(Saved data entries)
★ ★ ★ ★ ★
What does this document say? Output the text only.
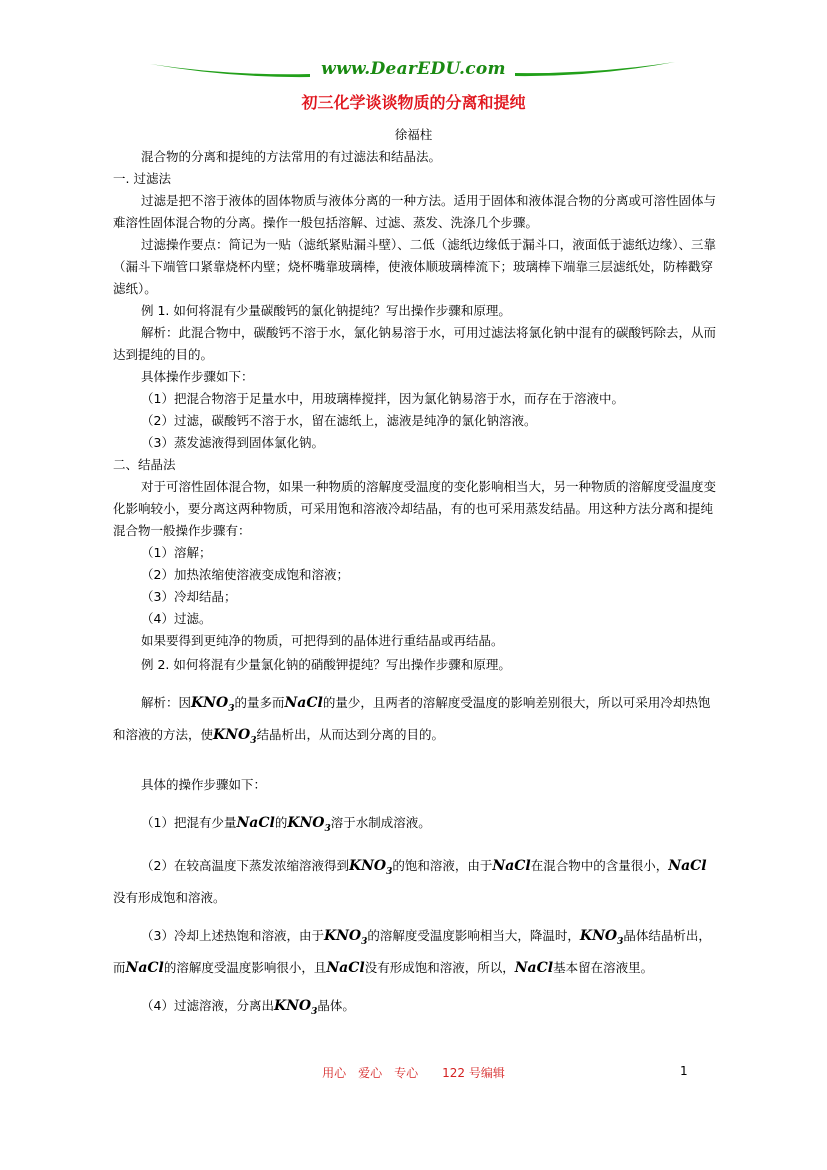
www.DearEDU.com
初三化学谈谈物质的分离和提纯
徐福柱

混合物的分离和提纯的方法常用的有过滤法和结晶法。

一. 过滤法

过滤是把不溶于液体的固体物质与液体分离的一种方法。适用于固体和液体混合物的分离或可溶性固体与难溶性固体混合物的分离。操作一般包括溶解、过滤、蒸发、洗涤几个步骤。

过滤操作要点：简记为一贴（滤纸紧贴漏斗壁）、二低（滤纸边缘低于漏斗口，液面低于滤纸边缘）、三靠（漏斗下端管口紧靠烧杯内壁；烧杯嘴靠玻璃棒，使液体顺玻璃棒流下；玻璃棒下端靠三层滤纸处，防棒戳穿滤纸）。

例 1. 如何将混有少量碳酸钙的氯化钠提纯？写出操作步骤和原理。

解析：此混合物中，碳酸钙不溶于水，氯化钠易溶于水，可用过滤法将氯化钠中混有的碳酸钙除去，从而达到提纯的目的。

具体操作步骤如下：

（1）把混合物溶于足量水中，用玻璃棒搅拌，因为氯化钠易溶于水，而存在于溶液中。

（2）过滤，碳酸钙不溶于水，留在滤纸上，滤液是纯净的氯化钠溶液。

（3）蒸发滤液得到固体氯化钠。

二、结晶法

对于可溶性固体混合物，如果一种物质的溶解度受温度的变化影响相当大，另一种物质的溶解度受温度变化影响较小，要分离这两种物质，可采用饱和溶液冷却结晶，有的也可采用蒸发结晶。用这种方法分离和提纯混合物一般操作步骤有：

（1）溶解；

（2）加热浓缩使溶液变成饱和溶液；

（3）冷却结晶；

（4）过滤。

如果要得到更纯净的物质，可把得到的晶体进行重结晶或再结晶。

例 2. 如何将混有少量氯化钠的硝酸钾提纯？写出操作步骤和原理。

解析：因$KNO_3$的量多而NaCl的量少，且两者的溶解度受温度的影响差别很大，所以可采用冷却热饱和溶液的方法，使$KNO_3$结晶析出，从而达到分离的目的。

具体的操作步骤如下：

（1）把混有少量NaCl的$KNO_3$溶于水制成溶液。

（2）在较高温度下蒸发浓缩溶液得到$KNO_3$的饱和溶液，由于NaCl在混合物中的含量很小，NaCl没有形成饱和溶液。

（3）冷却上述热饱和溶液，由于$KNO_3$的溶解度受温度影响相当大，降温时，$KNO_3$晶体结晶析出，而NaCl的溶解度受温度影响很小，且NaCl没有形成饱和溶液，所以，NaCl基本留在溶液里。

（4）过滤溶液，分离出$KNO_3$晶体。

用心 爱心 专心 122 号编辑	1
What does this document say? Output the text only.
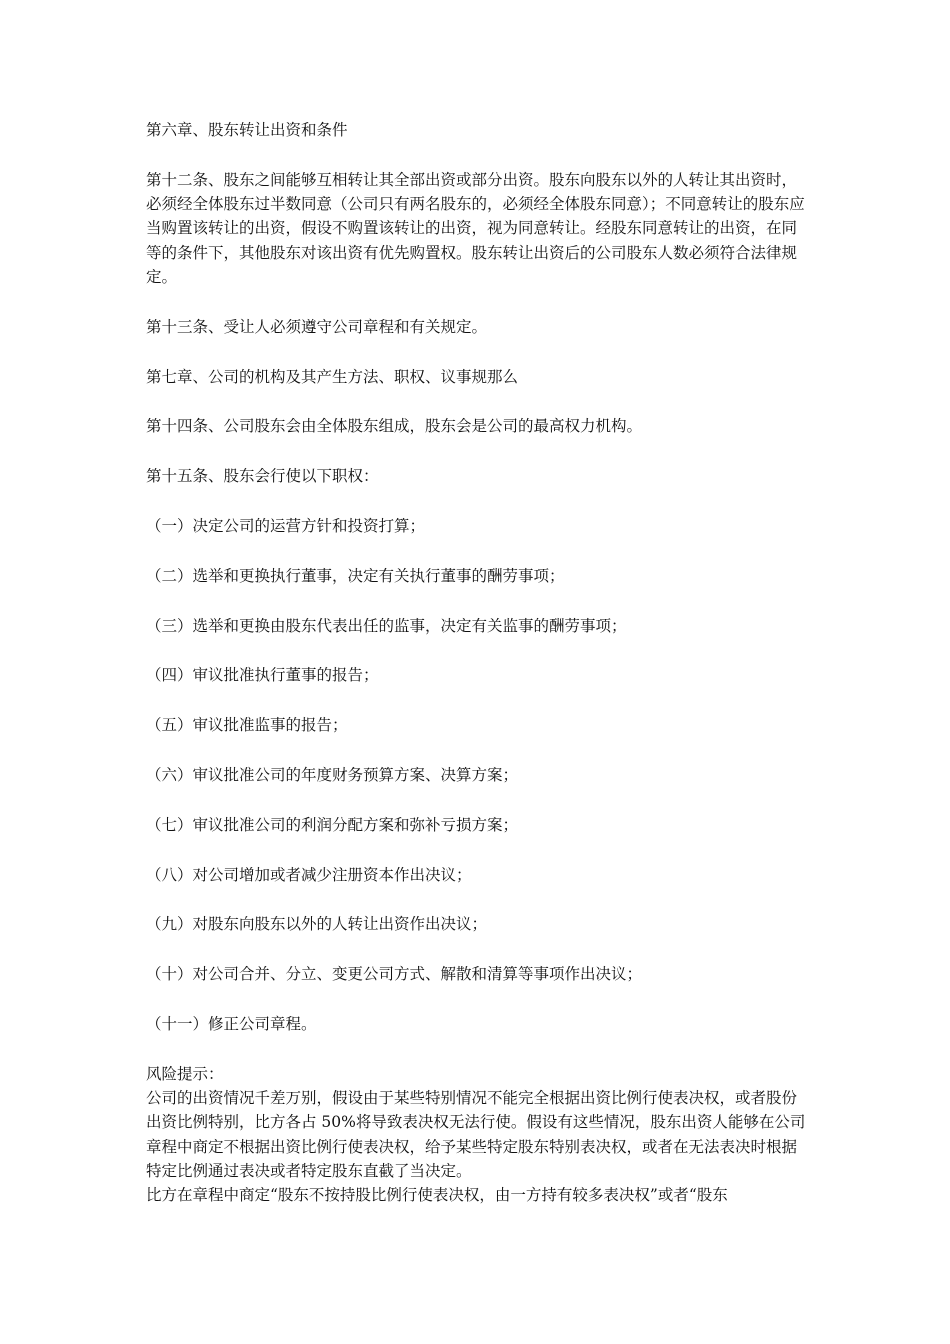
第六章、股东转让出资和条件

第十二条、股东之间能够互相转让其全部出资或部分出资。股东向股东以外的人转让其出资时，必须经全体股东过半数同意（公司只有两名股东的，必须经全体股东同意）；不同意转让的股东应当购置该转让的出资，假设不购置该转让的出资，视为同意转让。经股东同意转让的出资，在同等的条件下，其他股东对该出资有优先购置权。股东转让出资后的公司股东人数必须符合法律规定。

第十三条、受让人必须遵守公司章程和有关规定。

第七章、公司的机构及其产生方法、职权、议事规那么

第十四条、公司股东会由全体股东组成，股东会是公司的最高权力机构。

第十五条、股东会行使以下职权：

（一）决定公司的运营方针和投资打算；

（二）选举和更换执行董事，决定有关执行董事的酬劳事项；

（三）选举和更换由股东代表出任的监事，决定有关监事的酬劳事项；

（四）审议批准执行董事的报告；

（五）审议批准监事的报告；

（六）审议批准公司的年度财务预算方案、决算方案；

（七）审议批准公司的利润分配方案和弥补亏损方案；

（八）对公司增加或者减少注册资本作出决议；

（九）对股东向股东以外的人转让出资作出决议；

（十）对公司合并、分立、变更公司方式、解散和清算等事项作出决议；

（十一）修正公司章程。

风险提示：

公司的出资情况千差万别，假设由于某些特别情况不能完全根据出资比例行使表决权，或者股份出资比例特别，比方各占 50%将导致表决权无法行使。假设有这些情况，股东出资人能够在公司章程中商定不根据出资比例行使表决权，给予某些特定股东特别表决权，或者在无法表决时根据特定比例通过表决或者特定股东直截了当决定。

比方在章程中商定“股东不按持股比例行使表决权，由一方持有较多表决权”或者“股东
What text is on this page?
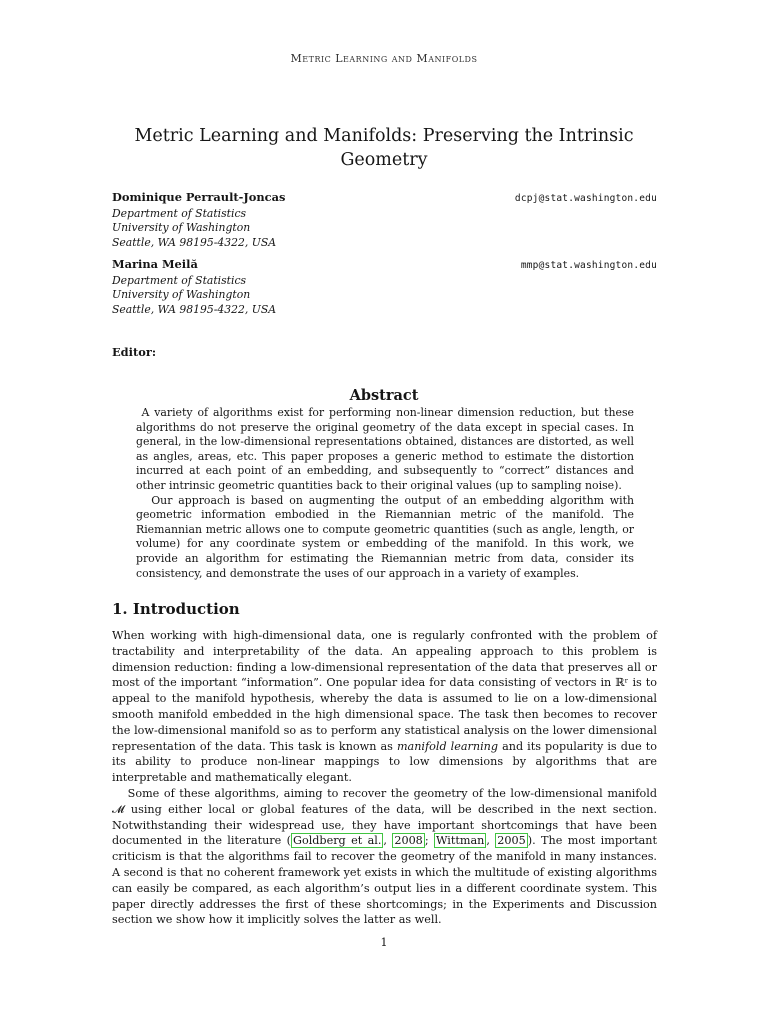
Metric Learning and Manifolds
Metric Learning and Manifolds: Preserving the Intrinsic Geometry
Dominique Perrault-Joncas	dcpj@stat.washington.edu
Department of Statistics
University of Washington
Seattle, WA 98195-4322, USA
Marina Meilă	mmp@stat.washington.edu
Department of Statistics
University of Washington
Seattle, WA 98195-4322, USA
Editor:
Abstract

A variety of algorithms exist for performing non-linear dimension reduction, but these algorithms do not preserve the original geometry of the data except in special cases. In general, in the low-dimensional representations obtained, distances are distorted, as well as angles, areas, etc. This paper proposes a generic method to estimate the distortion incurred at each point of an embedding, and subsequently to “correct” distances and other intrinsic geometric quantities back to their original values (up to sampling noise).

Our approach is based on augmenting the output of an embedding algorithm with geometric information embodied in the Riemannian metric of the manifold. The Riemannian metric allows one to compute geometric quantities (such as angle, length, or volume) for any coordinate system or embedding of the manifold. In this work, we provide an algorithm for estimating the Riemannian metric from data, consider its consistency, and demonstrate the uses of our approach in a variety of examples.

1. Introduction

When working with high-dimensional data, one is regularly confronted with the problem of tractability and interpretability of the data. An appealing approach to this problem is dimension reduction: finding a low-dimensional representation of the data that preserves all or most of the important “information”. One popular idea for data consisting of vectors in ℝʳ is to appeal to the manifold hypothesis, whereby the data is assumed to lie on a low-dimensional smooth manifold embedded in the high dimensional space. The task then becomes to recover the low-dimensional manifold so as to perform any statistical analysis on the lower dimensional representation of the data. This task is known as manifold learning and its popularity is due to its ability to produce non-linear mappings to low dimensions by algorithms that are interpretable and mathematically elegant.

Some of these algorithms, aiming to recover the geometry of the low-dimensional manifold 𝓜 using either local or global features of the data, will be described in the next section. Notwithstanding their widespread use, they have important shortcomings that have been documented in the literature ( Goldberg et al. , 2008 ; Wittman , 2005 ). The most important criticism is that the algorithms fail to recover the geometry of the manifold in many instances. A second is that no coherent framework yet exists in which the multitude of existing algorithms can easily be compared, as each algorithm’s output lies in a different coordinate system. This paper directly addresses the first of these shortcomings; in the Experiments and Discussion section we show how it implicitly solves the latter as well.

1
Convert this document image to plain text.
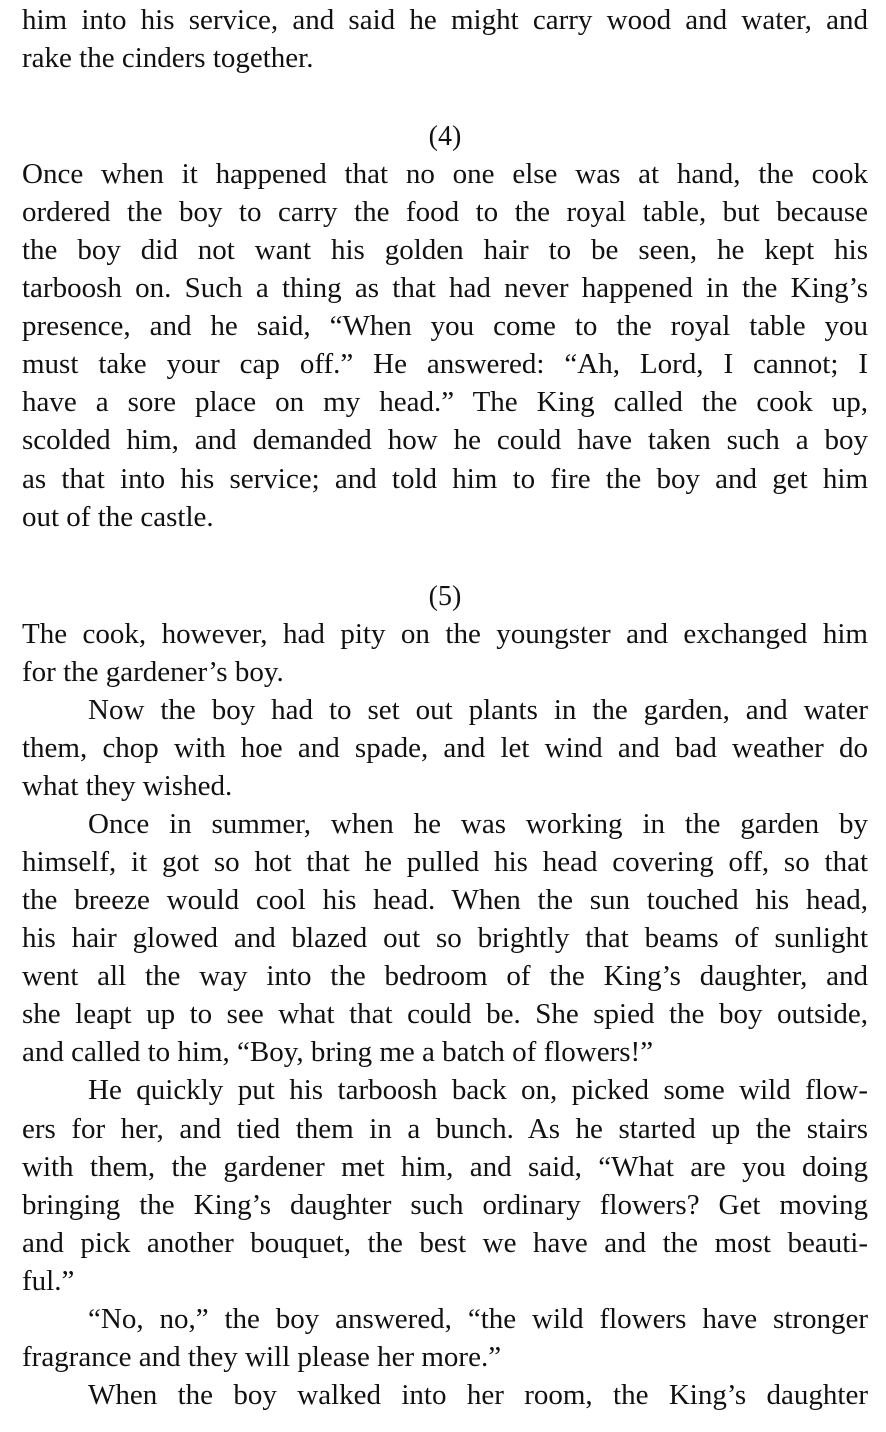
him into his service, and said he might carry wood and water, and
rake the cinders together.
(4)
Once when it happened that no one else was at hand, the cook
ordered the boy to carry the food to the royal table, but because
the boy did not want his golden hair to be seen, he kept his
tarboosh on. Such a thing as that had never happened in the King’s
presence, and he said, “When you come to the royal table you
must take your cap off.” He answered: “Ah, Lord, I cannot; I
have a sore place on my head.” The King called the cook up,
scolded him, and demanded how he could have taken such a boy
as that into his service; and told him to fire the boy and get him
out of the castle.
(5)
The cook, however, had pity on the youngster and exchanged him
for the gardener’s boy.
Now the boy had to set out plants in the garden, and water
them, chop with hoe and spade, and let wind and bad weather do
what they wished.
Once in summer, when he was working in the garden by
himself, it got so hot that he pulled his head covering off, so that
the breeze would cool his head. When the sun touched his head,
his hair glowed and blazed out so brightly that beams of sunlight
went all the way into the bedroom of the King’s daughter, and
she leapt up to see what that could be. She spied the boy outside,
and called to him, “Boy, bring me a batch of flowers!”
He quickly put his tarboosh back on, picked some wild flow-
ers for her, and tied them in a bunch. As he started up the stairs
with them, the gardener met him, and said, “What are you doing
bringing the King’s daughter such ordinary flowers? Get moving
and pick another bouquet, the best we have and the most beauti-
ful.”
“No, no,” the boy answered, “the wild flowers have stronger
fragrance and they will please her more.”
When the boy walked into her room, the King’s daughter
★ ★ ★ ★ ★
» Exercise prompt: Among these entries, how many lines include the string "Manifolds"? Reply with the number by itself.

» Written answer: 2